What needs to be done: All of the data should be repeated exactly; pictures are not part of the copy.

--- Information given ---

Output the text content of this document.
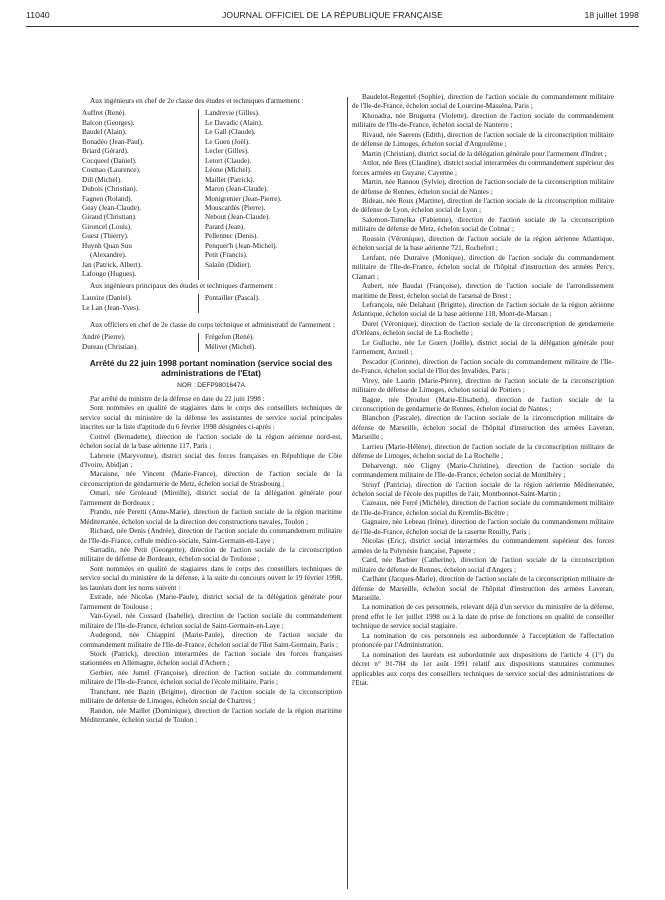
11040	JOURNAL OFFICIEL DE LA RÉPUBLIQUE FRANÇAISE	18 juillet 1998

Aux ingénieurs en chef de 2e classe des études et techniques d'armement :

Auffret (René).
Balcon (Georges).
Baudel (Alain).
Bonadéo (Jean-Paul).
Briard (Gérard).
Cocqueel (Daniel).
Cosmao (Laurence).
Dill (Michel).
Dubois (Christian).
Fagnen (Roland).
Geay (Jean-Claude).
Giraud (Christian).
Gironcel (Louis).
Guest (Thierry).
Huynh Quan Suu
(Alexandre).
Jan (Patrick, Albert).
Lafouge (Hugues).
Landrevie (Gilles).
Le Davadic (Alain).
Le Gall (Claude).
Le Guen (Joël).
Lecler (Gilles).
Letort (Claude).
Léone (Michel).
Maillet (Patrick).
Maron (Jean-Claude).
Monigrenier (Jean-Pierre).
Mouscardès (Pierre).
Nebout (Jean-Claude).
Parard (Jean).
Pellennec (Denis).
Penquer'h (Jean-Michel).
Petit (Francis).
Salaün (Didier).

Aux ingénieurs principaux des études et techniques d'armement :

Lauxire (Daniel).
Le Lan (Jean-Yves).
Pontailler (Pascal).

Aux officiers en chef de 2e classe du corps technique et administratif de l'armement :

André (Pierre).
Dureau (Christian).
Frégefon (René).
Mélivet (Michel).
Arrêté du 22 juin 1998 portant nomination (service social des administrations de l'Etat)
NOR : DEFP9801647A

Par arrêté du ministre de la défense en date du 22 juin 1998 :

Sont nommées en qualité de stagiaires dans le corps des conseillers techniques de service social du ministère de la défense les assistantes de service social principales inscrites sur la liste d'aptitude du 6 février 1998 désignées ci-après :

Cottrel (Bernadette), direction de l'action sociale de la région aérienne nord-est, échelon social de la base aérienne 117, Paris ;

Labrorie (Maryvonne), district social des forces françaises en République de Côte d'Ivoire, Abidjan ;

Macaisne, née Vincent (Marie-France), direction de l'action sociale de la circonscription de gendarmerie de Metz, échelon social de Strasbourg ;

Omari, née Groleaud (Mireille), district social de la délégation générale pour l'armement de Bordeaux ;

Prando, née Peretti (Anne-Marie), direction de l'action sociale de la région maritime Méditerranée, échelon social de la direction des constructions navales, Toulon ;

Richard, née Denis (Andrée), direction de l'action sociale du commandement militaire de l'Ile-de-France, cellule médico-sociale, Saint-Germain-en-Laye ;

Sarradin, née Petit (Georgette), direction de l'action sociale de la circonscription militaire de défense de Bordeaux, échelon social de Toulouse ;

Sont nommées en qualité de stagiaires dans le corps des conseillers techniques de service social du ministère de la défense, à la suite du concours ouvert le 19 février 1998, les lauréats dont les noms suivent :

Estrade, née Nicolas (Marie-Paule), district social de la délégation générale pour l'armement de Toulouse ;

Van-Gysel, née Cossard (Isabelle), direction de l'action sociale du commandement militaire de l'Ile-de-France, échelon social de Saint-Germain-en-Laye ;

Audegond, née Chiappini (Marie-Paule), direction de l'action sociale du commandement militaire de l'Ile-de-France, échelon social de l'îlot Saint-Germain, Paris ;

Stock (Patrick), direction interarmées de l'action sociale des forces françaises stationnées en Allemagne, échelon social d'Achern ;

Gerbier, née Jumel (Françoise), direction de l'action sociale du commandement militaire de l'Ile-de-France, échelon social de l'école militaire, Paris ;

Tranchant, née Bazin (Brigitte), direction de l'action sociale de la circonscription militaire de défense de Limoges, échelon social de Chartres ;

Randon, née Maillet (Dominique), direction de l'action sociale de la région maritime Méditerranée, échelon social de Toulon ;

Baudelot-Regentel (Sophie), direction de l'action sociale du commandement militaire de l'Ile-de-France, échelon social de Lourcine-Masséna, Paris ;

Khouadra, née Bruguera (Violette), direction de l'action sociale du commandement militaire de l'Ile-de-France, échelon social de Nanterre ;

Rivaud, née Saerens (Edith), direction de l'action sociale de la circonscription militaire de défense de Limoges, échelon social d'Angoulême ;

Martin (Christian), district social de la délégation générale pour l'armement d'Indret ;

Attlot, née Bres (Claudine), district social interarmées du commandement supérieur des forces armées en Guyane, Cayenne ;

Martin, née Rannou (Sylvie), direction de l'action sociale de la circonscription militaire de défense de Rennes, échelon social de Nantes ;

Bideau, née Roux (Martine), direction de l'action sociale de la circonscription militaire de défense de Lyon, échelon social de Lyon ;

Salomon-Tumelka (Fabienne), direction de l'action sociale de la circonscription militaire de défense de Metz, échelon social de Colmar ;

Roussin (Véronique), direction de l'action sociale de la région aérienne Atlantique, échelon social de la base aérienne 721, Rochefort ;

Lenfant, née Dutraive (Monique), direction de l'action sociale du commandement militaire de l'Ile-de-France, échelon social de l'hôpital d'instruction des armées Percy, Clamart ;

Aubert, née Baudat (Françoise), direction de l'action sociale de l'arrondissement maritime de Brest, échelon social de l'arsenal de Brest ;

Lefrançois, née Delahaut (Brigitte), direction de l'action sociale de la région aérienne Atlantique, échelon social de la base aérienne 118, Mont-de-Marsan ;

Duret (Véronique), direction de l'action sociale de la circonscription de gendarmerie d'Orléans, échelon social de La Rochelle ;

Le Gulluche, née Le Guern (Joëlle), district social de la délégation générale pour l'armement, Arcueil ;

Pescador (Corinne), direction de l'action sociale du commandement militaire de l'Ile-de-France, échelon social de l'îlot des Invalides, Paris ;

Virey, née Laurin (Marie-Pierre), direction de l'action sociale de la circonscription militaire de défense de Limoges, échelon social de Poitiers ;

Bague, née Drouhot (Marie-Elisabeth), direction de l'action sociale de la circonscription de gendarmerie de Rennes, échelon social de Nantes ;

Blanchon (Pascale), direction de l'action sociale de la circonscription militaire de défense de Marseille, échelon social de l'hôpital d'instruction des armées Laveran, Marseille ;

Larrieu (Marie-Hélène), direction de l'action sociale de la circonscription militaire de défense de Limoges, échelon social de La Rochelle ;

Deharvengt, née Cligny (Marie-Christine), direction de l'action sociale du commandement militaire de l'Ile-de-France, échelon social de Montlhéry ;

Struyf (Patricia), direction de l'action sociale de la région aérienne Méditerranée, échelon social de l'école des pupilles de l'air, Montbonnot-Saint-Martin ;

Cazeaux, née Ferré (Michèle), direction de l'action sociale du commandement militaire de l'Ile-de-France, échelon social du Kremlin-Bicêtre ;

Gagnaire, née Lebeau (Irène), direction de l'action sociale du commandement militaire de l'Ile-de-France, échelon social de la caserne Reuilly, Paris ;

Nicolas (Eric), district social interarmées du commandement supérieur des forces armées de la Polynésie française, Papeete ;

Card, née Barbier (Catherine), direction de l'action sociale de la circonscription militaire de défense de Rennes, échelon social d'Angers ;

Carlhant (Jacques-Marie), direction de l'action sociale de la circonscription militaire de défense de Marseille, échelon social de l'hôpital d'instruction des armées Laveran, Marseille.

La nomination de ces personnels, relevant déjà d'un service du ministère de la défense, prend effet le 1er juillet 1998 ou à la date de prise de fonctions en qualité de conseiller technique de service social stagiaire.

La nomination de ces personnels est subordonnée à l'acceptation de l'affectation prononcée par l'Administration.

La nomination des lauréats est subordonnée aux dispositions de l'article 4 (1°) du décret n° 91-784 du 1er août 1991 relatif aux dispositions statutaires communes applicables aux corps des conseillers techniques de service social des administrations de l'Etat.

---

Completed exercise:
Output the text content of this document.
11040	JOURNAL OFFICIEL DE LA RÉPUBLIQUE FRANÇAISE	18 juillet 1998

Aux ingénieurs en chef de 2e classe des études et techniques d'armement :

Auffret (René).
Balcon (Georges).
Baudel (Alain).
Bonadéo (Jean-Paul).
Briard (Gérard).
Cocqueel (Daniel).
Cosmao (Laurence).
Dill (Michel).
Dubois (Christian).
Fagnen (Roland).
Geay (Jean-Claude).
Giraud (Christian).
Gironcel (Louis).
Guest (Thierry).
Huynh Quan Suu
(Alexandre).
Jan (Patrick, Albert).
Lafouge (Hugues).
Landrevie (Gilles).
Le Davadic (Alain).
Le Gall (Claude).
Le Guen (Joël).
Lecler (Gilles).
Letort (Claude).
Léone (Michel).
Maillet (Patrick).
Maron (Jean-Claude).
Monigrenier (Jean-Pierre).
Mouscardès (Pierre).
Nebout (Jean-Claude).
Parard (Jean).
Pellennec (Denis).
Penquer'h (Jean-Michel).
Petit (Francis).
Salaün (Didier).

Aux ingénieurs principaux des études et techniques d'armement :

Lauxire (Daniel).
Le Lan (Jean-Yves).
Pontailler (Pascal).

Aux officiers en chef de 2e classe du corps technique et administratif de l'armement :

André (Pierre).
Dureau (Christian).
Frégefon (René).
Mélivet (Michel).
Arrêté du 22 juin 1998 portant nomination (service social des administrations de l'Etat)
NOR : DEFP9801647A

Par arrêté du ministre de la défense en date du 22 juin 1998 :

Sont nommées en qualité de stagiaires dans le corps des conseillers techniques de service social du ministère de la défense les assistantes de service social principales inscrites sur la liste d'aptitude du 6 février 1998 désignées ci-après :

Cottrel (Bernadette), direction de l'action sociale de la région aérienne nord-est, échelon social de la base aérienne 117, Paris ;

Labrorie (Maryvonne), district social des forces françaises en République de Côte d'Ivoire, Abidjan ;

Macaisne, née Vincent (Marie-France), direction de l'action sociale de la circonscription de gendarmerie de Metz, échelon social de Strasbourg ;

Omari, née Groleaud (Mireille), district social de la délégation générale pour l'armement de Bordeaux ;

Prando, née Peretti (Anne-Marie), direction de l'action sociale de la région maritime Méditerranée, échelon social de la direction des constructions navales, Toulon ;

Richard, née Denis (Andrée), direction de l'action sociale du commandement militaire de l'Ile-de-France, cellule médico-sociale, Saint-Germain-en-Laye ;

Sarradin, née Petit (Georgette), direction de l'action sociale de la circonscription militaire de défense de Bordeaux, échelon social de Toulouse ;

Sont nommées en qualité de stagiaires dans le corps des conseillers techniques de service social du ministère de la défense, à la suite du concours ouvert le 19 février 1998, les lauréats dont les noms suivent :

Estrade, née Nicolas (Marie-Paule), district social de la délégation générale pour l'armement de Toulouse ;

Van-Gysel, née Cossard (Isabelle), direction de l'action sociale du commandement militaire de l'Ile-de-France, échelon social de Saint-Germain-en-Laye ;

Audegond, née Chiappini (Marie-Paule), direction de l'action sociale du commandement militaire de l'Ile-de-France, échelon social de l'îlot Saint-Germain, Paris ;

Stock (Patrick), direction interarmées de l'action sociale des forces françaises stationnées en Allemagne, échelon social d'Achern ;

Gerbier, née Jumel (Françoise), direction de l'action sociale du commandement militaire de l'Ile-de-France, échelon social de l'école militaire, Paris ;

Tranchant, née Bazin (Brigitte), direction de l'action sociale de la circonscription militaire de défense de Limoges, échelon social de Chartres ;

Randon, née Maillet (Dominique), direction de l'action sociale de la région maritime Méditerranée, échelon social de Toulon ;

Baudelot-Regentel (Sophie), direction de l'action sociale du commandement militaire de l'Ile-de-France, échelon social de Lourcine-Masséna, Paris ;

Khouadra, née Bruguera (Violette), direction de l'action sociale du commandement militaire de l'Ile-de-France, échelon social de Nanterre ;

Rivaud, née Saerens (Edith), direction de l'action sociale de la circonscription militaire de défense de Limoges, échelon social d'Angoulême ;

Martin (Christian), district social de la délégation générale pour l'armement d'Indret ;

Attlot, née Bres (Claudine), district social interarmées du commandement supérieur des forces armées en Guyane, Cayenne ;

Martin, née Rannou (Sylvie), direction de l'action sociale de la circonscription militaire de défense de Rennes, échelon social de Nantes ;

Bideau, née Roux (Martine), direction de l'action sociale de la circonscription militaire de défense de Lyon, échelon social de Lyon ;

Salomon-Tumelka (Fabienne), direction de l'action sociale de la circonscription militaire de défense de Metz, échelon social de Colmar ;

Roussin (Véronique), direction de l'action sociale de la région aérienne Atlantique, échelon social de la base aérienne 721, Rochefort ;

Lenfant, née Dutraive (Monique), direction de l'action sociale du commandement militaire de l'Ile-de-France, échelon social de l'hôpital d'instruction des armées Percy, Clamart ;

Aubert, née Baudat (Françoise), direction de l'action sociale de l'arrondissement maritime de Brest, échelon social de l'arsenal de Brest ;

Lefrançois, née Delahaut (Brigitte), direction de l'action sociale de la région aérienne Atlantique, échelon social de la base aérienne 118, Mont-de-Marsan ;

Duret (Véronique), direction de l'action sociale de la circonscription de gendarmerie d'Orléans, échelon social de La Rochelle ;

Le Gulluche, née Le Guern (Joëlle), district social de la délégation générale pour l'armement, Arcueil ;

Pescador (Corinne), direction de l'action sociale du commandement militaire de l'Ile-de-France, échelon social de l'îlot des Invalides, Paris ;

Virey, née Laurin (Marie-Pierre), direction de l'action sociale de la circonscription militaire de défense de Limoges, échelon social de Poitiers ;

Bague, née Drouhot (Marie-Elisabeth), direction de l'action sociale de la circonscription de gendarmerie de Rennes, échelon social de Nantes ;

Blanchon (Pascale), direction de l'action sociale de la circonscription militaire de défense de Marseille, échelon social de l'hôpital d'instruction des armées Laveran, Marseille ;

Larrieu (Marie-Hélène), direction de l'action sociale de la circonscription militaire de défense de Limoges, échelon social de La Rochelle ;

Deharvengt, née Cligny (Marie-Christine), direction de l'action sociale du commandement militaire de l'Ile-de-France, échelon social de Montlhéry ;

Struyf (Patricia), direction de l'action sociale de la région aérienne Méditerranée, échelon social de l'école des pupilles de l'air, Montbonnot-Saint-Martin ;

Cazeaux, née Ferré (Michèle), direction de l'action sociale du commandement militaire de l'Ile-de-France, échelon social du Kremlin-Bicêtre ;

Gagnaire, née Lebeau (Irène), direction de l'action sociale du commandement militaire de l'Ile-de-France, échelon social de la caserne Reuilly, Paris ;

Nicolas (Eric), district social interarmées du commandement supérieur des forces armées de la Polynésie française, Papeete ;

Card, née Barbier (Catherine), direction de l'action sociale de la circonscription militaire de défense de Rennes, échelon social d'Angers ;

Carlhant (Jacques-Marie), direction de l'action sociale de la circonscription militaire de défense de Marseille, échelon social de l'hôpital d'instruction des armées Laveran, Marseille.

La nomination de ces personnels, relevant déjà d'un service du ministère de la défense, prend effet le 1er juillet 1998 ou à la date de prise de fonctions en qualité de conseiller technique de service social stagiaire.

La nomination de ces personnels est subordonnée à l'acceptation de l'affectation prononcée par l'Administration.

La nomination des lauréats est subordonnée aux dispositions de l'article 4 (1°) du décret n° 91-784 du 1er août 1991 relatif aux dispositions statutaires communes applicables aux corps des conseillers techniques de service social des administrations de l'Etat.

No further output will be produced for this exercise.